── Data to process

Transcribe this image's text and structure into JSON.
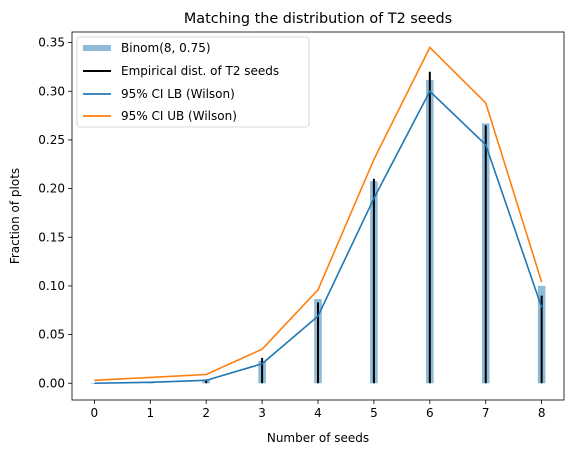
{
  "chart_data": {
    "type": "line",
    "title": "Matching the distribution of T2 seeds",
    "xlabel": "Number of seeds",
    "ylabel": "Fraction of plots",
    "xlim": [
      -0.4,
      8.4
    ],
    "ylim": [
      -0.0172,
      0.3609
    ],
    "x_ticks": [
      0,
      1,
      2,
      3,
      4,
      5,
      6,
      7,
      8
    ],
    "y_ticks": [
      0.0,
      0.05,
      0.1,
      0.15,
      0.2,
      0.25,
      0.3,
      0.35
    ],
    "y_tick_labels": [
      "0.00",
      "0.05",
      "0.10",
      "0.15",
      "0.20",
      "0.25",
      "0.30",
      "0.35"
    ],
    "x": [
      0,
      1,
      2,
      3,
      4,
      5,
      6,
      7,
      8
    ],
    "series": [
      {
        "name": "Binom(8, 0.75)",
        "kind": "bar",
        "color": "#1f77b4",
        "opacity": 0.5,
        "values": [
          1.53e-05,
          0.000366,
          0.00385,
          0.0231,
          0.0865,
          0.2076,
          0.3115,
          0.267,
          0.1001
        ]
      },
      {
        "name": "Empirical dist. of T2 seeds",
        "kind": "stem",
        "color": "#000000",
        "values": [
          0.0,
          0.0,
          0.004,
          0.026,
          0.083,
          0.21,
          0.32,
          0.265,
          0.09
        ]
      },
      {
        "name": "95% CI LB (Wilson)",
        "kind": "line",
        "color": "#1f77b4",
        "values": [
          0.0,
          0.001,
          0.003,
          0.02,
          0.069,
          0.19,
          0.3,
          0.245,
          0.078
        ]
      },
      {
        "name": "95% CI UB (Wilson)",
        "kind": "line",
        "color": "#ff7f0e",
        "values": [
          0.003,
          0.006,
          0.009,
          0.035,
          0.096,
          0.23,
          0.345,
          0.288,
          0.104
        ]
      }
    ],
    "grid": false,
    "legend_position": "top-left"
  }
}
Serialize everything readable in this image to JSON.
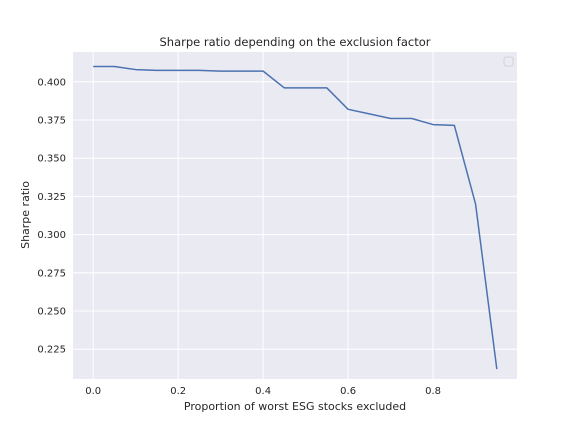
{
  "chart_data": {
    "type": "line",
    "title": "Sharpe ratio depending on the exclusion factor",
    "xlabel": "Proportion of worst ESG stocks excluded",
    "ylabel": "Sharpe ratio",
    "xlim": [
      -0.0475,
      0.9975
    ],
    "ylim": [
      0.2055,
      0.4195
    ],
    "xticks": [
      0.0,
      0.2,
      0.4,
      0.6,
      0.8
    ],
    "xtick_labels": [
      "0.0",
      "0.2",
      "0.4",
      "0.6",
      "0.8"
    ],
    "yticks": [
      0.225,
      0.25,
      0.275,
      0.3,
      0.325,
      0.35,
      0.375,
      0.4
    ],
    "ytick_labels": [
      "0.225",
      "0.250",
      "0.275",
      "0.300",
      "0.325",
      "0.350",
      "0.375",
      "0.400"
    ],
    "grid": true,
    "legend": "upper right, empty",
    "colors": {
      "background": "#eaeaf2",
      "grid": "#ffffff",
      "line": "#4c72b0",
      "text": "#262626"
    },
    "series": [
      {
        "x": [
          0.0,
          0.05,
          0.1,
          0.15,
          0.2,
          0.25,
          0.3,
          0.35,
          0.4,
          0.45,
          0.5,
          0.55,
          0.6,
          0.65,
          0.7,
          0.75,
          0.8,
          0.85,
          0.9,
          0.95
        ],
        "y": [
          0.41,
          0.41,
          0.408,
          0.4075,
          0.4075,
          0.4075,
          0.407,
          0.407,
          0.407,
          0.396,
          0.396,
          0.396,
          0.382,
          0.379,
          0.376,
          0.376,
          0.372,
          0.3715,
          0.32,
          0.212
        ]
      }
    ]
  }
}
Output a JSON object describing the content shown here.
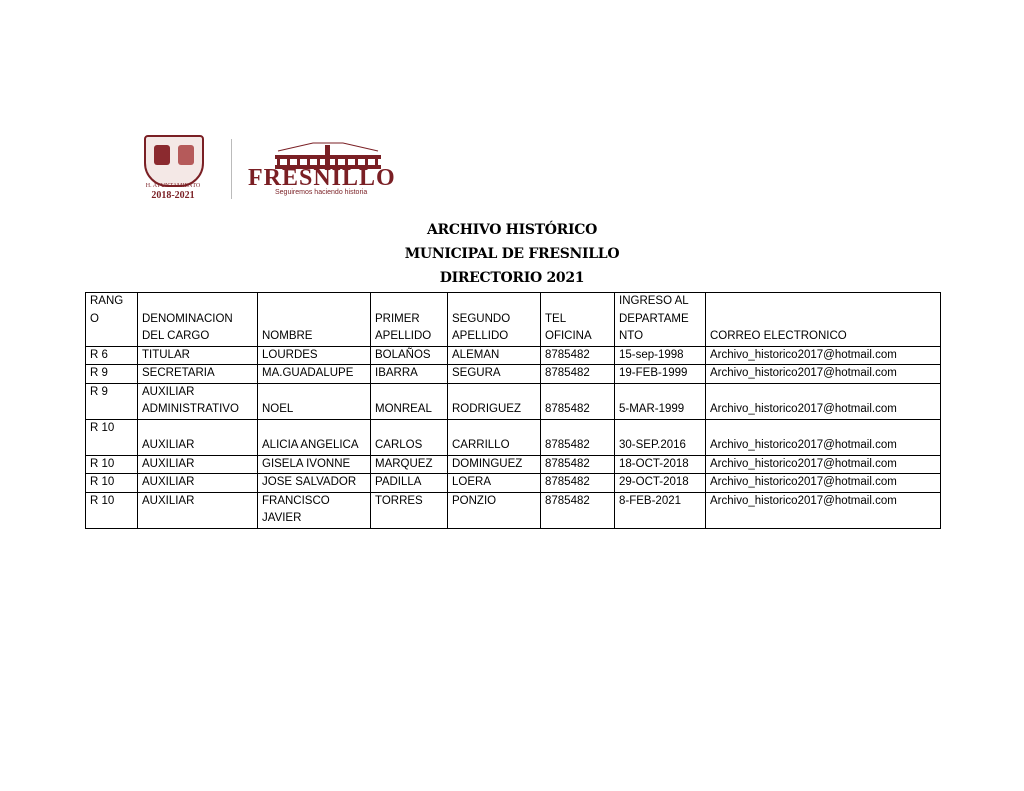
{
  "header": {
    "logo_left": {
      "text": "H. AYUNTAMIENTO",
      "years": "2018-2021"
    },
    "logo_right": {
      "name": "FRESNILLO",
      "slogan": "Seguiremos haciendo historia"
    },
    "title_lines": [
      "ARCHIVO  HISTÓRICO",
      "MUNICIPAL  DE FRESNILLO",
      "DIRECTORIO 2021"
    ]
  },
  "table": {
    "columns": [
      "RANG\nO",
      " DENOMINACION\nDEL CARGO",
      "   NOMBRE",
      "PRIMER\nAPELLIDO",
      "SEGUNDO\nAPELLIDO",
      "TEL\nOFICINA",
      "INGRESO AL\nDEPARTAME\nNTO",
      "         CORREO ELECTRONICO"
    ],
    "rows": [
      [
        "R 6",
        "TITULAR",
        "LOURDES",
        "BOLAÑOS",
        "ALEMAN",
        "8785482",
        "15-sep-1998",
        "Archivo_historico2017@hotmail.com"
      ],
      [
        "R 9",
        "SECRETARIA",
        "MA.GUADALUPE",
        "IBARRA",
        "SEGURA",
        "8785482",
        "19-FEB-1999",
        "Archivo_historico2017@hotmail.com"
      ],
      [
        "R 9",
        "AUXILIAR\nADMINISTRATIVO",
        "NOEL",
        "MONREAL",
        "RODRIGUEZ",
        "8785482",
        "5-MAR-1999",
        "Archivo_historico2017@hotmail.com"
      ],
      [
        "R 10",
        "AUXILIAR",
        "ALICIA ANGELICA",
        "CARLOS",
        "CARRILLO",
        "8785482",
        "30-SEP.2016",
        "Archivo_historico2017@hotmail.com"
      ],
      [
        "R 10",
        "AUXILIAR",
        "GISELA IVONNE",
        "MARQUEZ",
        "DOMINGUEZ",
        "8785482",
        "18-OCT-2018",
        "Archivo_historico2017@hotmail.com"
      ],
      [
        "R 10",
        "AUXILIAR",
        "JOSE SALVADOR",
        "PADILLA",
        "LOERA",
        "8785482",
        "29-OCT-2018",
        "Archivo_historico2017@hotmail.com"
      ],
      [
        "R 10",
        "AUXILIAR",
        "FRANCISCO\nJAVIER",
        "TORRES",
        "PONZIO",
        "8785482",
        "8-FEB-2021",
        "Archivo_historico2017@hotmail.com"
      ]
    ]
  }
}
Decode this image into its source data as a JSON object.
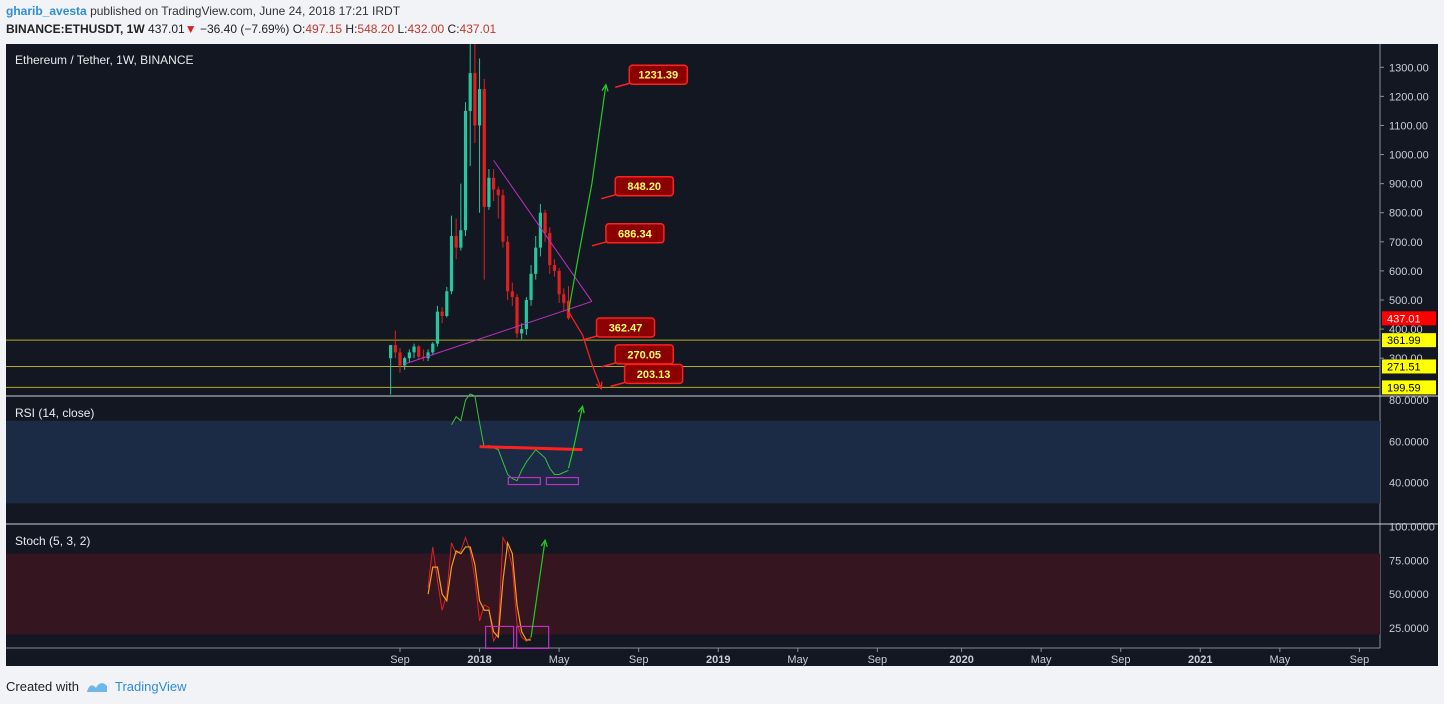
{
  "header": {
    "author": "gharib_avesta",
    "published_text": "published on TradingView.com, June 24, 2018 17:21 IRDT",
    "symbol": "BINANCE:ETHUSDT, 1W",
    "price": "437.01",
    "change": "−36.40 (−7.69%)",
    "o_label": "O:",
    "o_value": "497.15",
    "h_label": "H:",
    "h_value": "548.20",
    "l_label": "L:",
    "l_value": "432.00",
    "c_label": "C:",
    "c_value": "437.01"
  },
  "footer": {
    "created_with": "Created with",
    "brand": "TradingView"
  },
  "colors": {
    "background": "#131722",
    "up": "#26c6a0",
    "down": "#e02020",
    "pattern": "#c030c0",
    "level": "#b5a82a",
    "arrow_up": "#22cc22",
    "arrow_down": "#ff2020"
  },
  "chart_data": [
    {
      "type": "candlestick",
      "title": "Ethereum / Tether, 1W, BINANCE",
      "y_ticks": [
        1300,
        1200,
        1100,
        1000,
        900,
        800,
        700,
        600,
        500,
        400,
        300
      ],
      "y_tick_labels": [
        "1300.00",
        "1200.00",
        "1100.00",
        "1000.00",
        "900.00",
        "800.00",
        "700.00",
        "600.00",
        "500.00",
        "400.00",
        "300.00"
      ],
      "ylim": [
        170,
        1380
      ],
      "x_tick_labels": [
        {
          "label": "Sep",
          "week": 0
        },
        {
          "label": "2018",
          "week": 17
        },
        {
          "label": "May",
          "week": 34
        },
        {
          "label": "Sep",
          "week": 51
        },
        {
          "label": "2019",
          "week": 68
        },
        {
          "label": "May",
          "week": 85
        },
        {
          "label": "Sep",
          "week": 102
        },
        {
          "label": "2020",
          "week": 120
        },
        {
          "label": "May",
          "week": 137
        },
        {
          "label": "Sep",
          "week": 154
        },
        {
          "label": "2021",
          "week": 171
        },
        {
          "label": "May",
          "week": 188
        },
        {
          "label": "Sep",
          "week": 205
        }
      ],
      "candles": [
        {
          "w": -2,
          "o": 300,
          "h": 345,
          "l": 175,
          "c": 345
        },
        {
          "w": -1,
          "o": 345,
          "h": 395,
          "l": 300,
          "c": 320
        },
        {
          "w": 0,
          "o": 320,
          "h": 335,
          "l": 250,
          "c": 275
        },
        {
          "w": 1,
          "o": 275,
          "h": 305,
          "l": 260,
          "c": 300
        },
        {
          "w": 2,
          "o": 300,
          "h": 330,
          "l": 285,
          "c": 320
        },
        {
          "w": 3,
          "o": 320,
          "h": 350,
          "l": 300,
          "c": 340
        },
        {
          "w": 4,
          "o": 340,
          "h": 345,
          "l": 295,
          "c": 305
        },
        {
          "w": 5,
          "o": 305,
          "h": 330,
          "l": 290,
          "c": 300
        },
        {
          "w": 6,
          "o": 300,
          "h": 330,
          "l": 290,
          "c": 320
        },
        {
          "w": 7,
          "o": 320,
          "h": 355,
          "l": 310,
          "c": 350
        },
        {
          "w": 8,
          "o": 350,
          "h": 480,
          "l": 340,
          "c": 460
        },
        {
          "w": 9,
          "o": 460,
          "h": 475,
          "l": 420,
          "c": 445
        },
        {
          "w": 10,
          "o": 445,
          "h": 545,
          "l": 440,
          "c": 530
        },
        {
          "w": 11,
          "o": 530,
          "h": 790,
          "l": 520,
          "c": 720
        },
        {
          "w": 12,
          "o": 720,
          "h": 780,
          "l": 640,
          "c": 680
        },
        {
          "w": 13,
          "o": 680,
          "h": 900,
          "l": 670,
          "c": 740
        },
        {
          "w": 14,
          "o": 740,
          "h": 1180,
          "l": 720,
          "c": 1150
        },
        {
          "w": 15,
          "o": 1150,
          "h": 1400,
          "l": 960,
          "c": 1280
        },
        {
          "w": 16,
          "o": 1280,
          "h": 1420,
          "l": 1040,
          "c": 1100
        },
        {
          "w": 17,
          "o": 1100,
          "h": 1330,
          "l": 800,
          "c": 1225
        },
        {
          "w": 18,
          "o": 1225,
          "h": 1260,
          "l": 570,
          "c": 820
        },
        {
          "w": 19,
          "o": 820,
          "h": 950,
          "l": 810,
          "c": 920
        },
        {
          "w": 20,
          "o": 920,
          "h": 950,
          "l": 840,
          "c": 880
        },
        {
          "w": 21,
          "o": 880,
          "h": 890,
          "l": 780,
          "c": 860
        },
        {
          "w": 22,
          "o": 860,
          "h": 880,
          "l": 680,
          "c": 700
        },
        {
          "w": 23,
          "o": 700,
          "h": 720,
          "l": 500,
          "c": 530
        },
        {
          "w": 24,
          "o": 530,
          "h": 560,
          "l": 480,
          "c": 510
        },
        {
          "w": 25,
          "o": 510,
          "h": 520,
          "l": 370,
          "c": 385
        },
        {
          "w": 26,
          "o": 385,
          "h": 420,
          "l": 365,
          "c": 400
        },
        {
          "w": 27,
          "o": 400,
          "h": 510,
          "l": 380,
          "c": 500
        },
        {
          "w": 28,
          "o": 500,
          "h": 620,
          "l": 480,
          "c": 590
        },
        {
          "w": 29,
          "o": 590,
          "h": 720,
          "l": 570,
          "c": 680
        },
        {
          "w": 30,
          "o": 680,
          "h": 830,
          "l": 650,
          "c": 800
        },
        {
          "w": 31,
          "o": 800,
          "h": 810,
          "l": 700,
          "c": 730
        },
        {
          "w": 32,
          "o": 730,
          "h": 750,
          "l": 590,
          "c": 620
        },
        {
          "w": 33,
          "o": 620,
          "h": 640,
          "l": 580,
          "c": 600
        },
        {
          "w": 34,
          "o": 600,
          "h": 610,
          "l": 490,
          "c": 520
        },
        {
          "w": 35,
          "o": 520,
          "h": 540,
          "l": 460,
          "c": 490
        },
        {
          "w": 36,
          "o": 497.15,
          "h": 548.2,
          "l": 432,
          "c": 437.01
        }
      ],
      "horizontal_levels": [
        {
          "value": 361.99,
          "label": "361.99"
        },
        {
          "value": 271.51,
          "label": "271.51"
        },
        {
          "value": 199.59,
          "label": "199.59"
        }
      ],
      "last_price": {
        "value": 437.01,
        "label": "437.01"
      },
      "triangle": [
        {
          "from": {
            "w": 20,
            "v": 980
          },
          "to": {
            "w": 41,
            "v": 495
          }
        },
        {
          "from": {
            "w": 1,
            "v": 280
          },
          "to": {
            "w": 41,
            "v": 495
          }
        }
      ],
      "annotations": [
        {
          "label": "1231.39",
          "w": 46,
          "v": 1231.39
        },
        {
          "label": "848.20",
          "w": 43,
          "v": 848.2
        },
        {
          "label": "686.34",
          "w": 41,
          "v": 686.34
        },
        {
          "label": "362.47",
          "w": 39,
          "v": 362.47
        },
        {
          "label": "270.05",
          "w": 43,
          "v": 270.05
        },
        {
          "label": "203.13",
          "w": 45,
          "v": 203.13
        }
      ],
      "projection_up": [
        {
          "w": 36,
          "v": 460
        },
        {
          "w": 38,
          "v": 640
        },
        {
          "w": 41,
          "v": 900
        },
        {
          "w": 44,
          "v": 1240
        }
      ],
      "projection_down": [
        {
          "w": 36,
          "v": 460
        },
        {
          "w": 39,
          "v": 380
        },
        {
          "w": 41,
          "v": 280
        },
        {
          "w": 43,
          "v": 195
        }
      ]
    },
    {
      "type": "line",
      "title": "RSI (14, close)",
      "y_ticks": [
        80,
        60,
        40
      ],
      "y_tick_labels": [
        "80.0000",
        "60.0000",
        "40.0000"
      ],
      "ylim": [
        20,
        82
      ],
      "band": [
        30,
        70
      ],
      "series": [
        {
          "w": 11,
          "v": 68
        },
        {
          "w": 12,
          "v": 72
        },
        {
          "w": 13,
          "v": 70
        },
        {
          "w": 14,
          "v": 80
        },
        {
          "w": 15,
          "v": 83
        },
        {
          "w": 16,
          "v": 82
        },
        {
          "w": 17,
          "v": 69
        },
        {
          "w": 18,
          "v": 57
        },
        {
          "w": 19,
          "v": 58
        },
        {
          "w": 20,
          "v": 57
        },
        {
          "w": 21,
          "v": 56
        },
        {
          "w": 22,
          "v": 50
        },
        {
          "w": 23,
          "v": 44
        },
        {
          "w": 24,
          "v": 42
        },
        {
          "w": 25,
          "v": 41
        },
        {
          "w": 26,
          "v": 46
        },
        {
          "w": 27,
          "v": 50
        },
        {
          "w": 28,
          "v": 53
        },
        {
          "w": 29,
          "v": 56
        },
        {
          "w": 30,
          "v": 54
        },
        {
          "w": 31,
          "v": 52
        },
        {
          "w": 32,
          "v": 47
        },
        {
          "w": 33,
          "v": 44
        },
        {
          "w": 34,
          "v": 44
        },
        {
          "w": 35,
          "v": 45
        },
        {
          "w": 36,
          "v": 46
        }
      ],
      "resistance": {
        "from": {
          "w": 17,
          "v": 57.5
        },
        "to": {
          "w": 39,
          "v": 56
        }
      },
      "projection_up": [
        {
          "w": 36,
          "v": 47
        },
        {
          "w": 37,
          "v": 56
        },
        {
          "w": 39,
          "v": 77
        }
      ]
    },
    {
      "type": "line",
      "title": "Stoch (5, 3, 2)",
      "y_ticks": [
        100,
        75,
        50,
        25
      ],
      "y_tick_labels": [
        "100.0000",
        "75.0000",
        "50.0000",
        "25.0000"
      ],
      "ylim": [
        10,
        102
      ],
      "band": [
        20,
        80
      ],
      "series_k": [
        {
          "w": 6,
          "v": 55
        },
        {
          "w": 7,
          "v": 85
        },
        {
          "w": 8,
          "v": 60
        },
        {
          "w": 9,
          "v": 38
        },
        {
          "w": 10,
          "v": 50
        },
        {
          "w": 11,
          "v": 88
        },
        {
          "w": 12,
          "v": 80
        },
        {
          "w": 13,
          "v": 82
        },
        {
          "w": 14,
          "v": 92
        },
        {
          "w": 15,
          "v": 82
        },
        {
          "w": 16,
          "v": 62
        },
        {
          "w": 17,
          "v": 30
        },
        {
          "w": 18,
          "v": 42
        },
        {
          "w": 19,
          "v": 40
        },
        {
          "w": 20,
          "v": 15
        },
        {
          "w": 21,
          "v": 22
        },
        {
          "w": 22,
          "v": 92
        },
        {
          "w": 23,
          "v": 85
        },
        {
          "w": 24,
          "v": 70
        },
        {
          "w": 25,
          "v": 28
        },
        {
          "w": 26,
          "v": 18
        },
        {
          "w": 27,
          "v": 15
        },
        {
          "w": 28,
          "v": 18
        }
      ],
      "series_d": [
        {
          "w": 6,
          "v": 50
        },
        {
          "w": 7,
          "v": 70
        },
        {
          "w": 8,
          "v": 70
        },
        {
          "w": 9,
          "v": 50
        },
        {
          "w": 10,
          "v": 45
        },
        {
          "w": 11,
          "v": 70
        },
        {
          "w": 12,
          "v": 82
        },
        {
          "w": 13,
          "v": 80
        },
        {
          "w": 14,
          "v": 85
        },
        {
          "w": 15,
          "v": 85
        },
        {
          "w": 16,
          "v": 72
        },
        {
          "w": 17,
          "v": 45
        },
        {
          "w": 18,
          "v": 38
        },
        {
          "w": 19,
          "v": 38
        },
        {
          "w": 20,
          "v": 22
        },
        {
          "w": 21,
          "v": 18
        },
        {
          "w": 22,
          "v": 60
        },
        {
          "w": 23,
          "v": 88
        },
        {
          "w": 24,
          "v": 80
        },
        {
          "w": 25,
          "v": 42
        },
        {
          "w": 26,
          "v": 22
        },
        {
          "w": 27,
          "v": 16
        },
        {
          "w": 28,
          "v": 16
        }
      ],
      "projection_up": [
        {
          "w": 28,
          "v": 18
        },
        {
          "w": 31,
          "v": 90
        }
      ]
    }
  ]
}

────

Task requirements.
Make a copy of each line that contains the string "into".

Solution to the exercise.
Transcribe this image's text and structure into JSON.
Decode this image into its source data as a JSON object.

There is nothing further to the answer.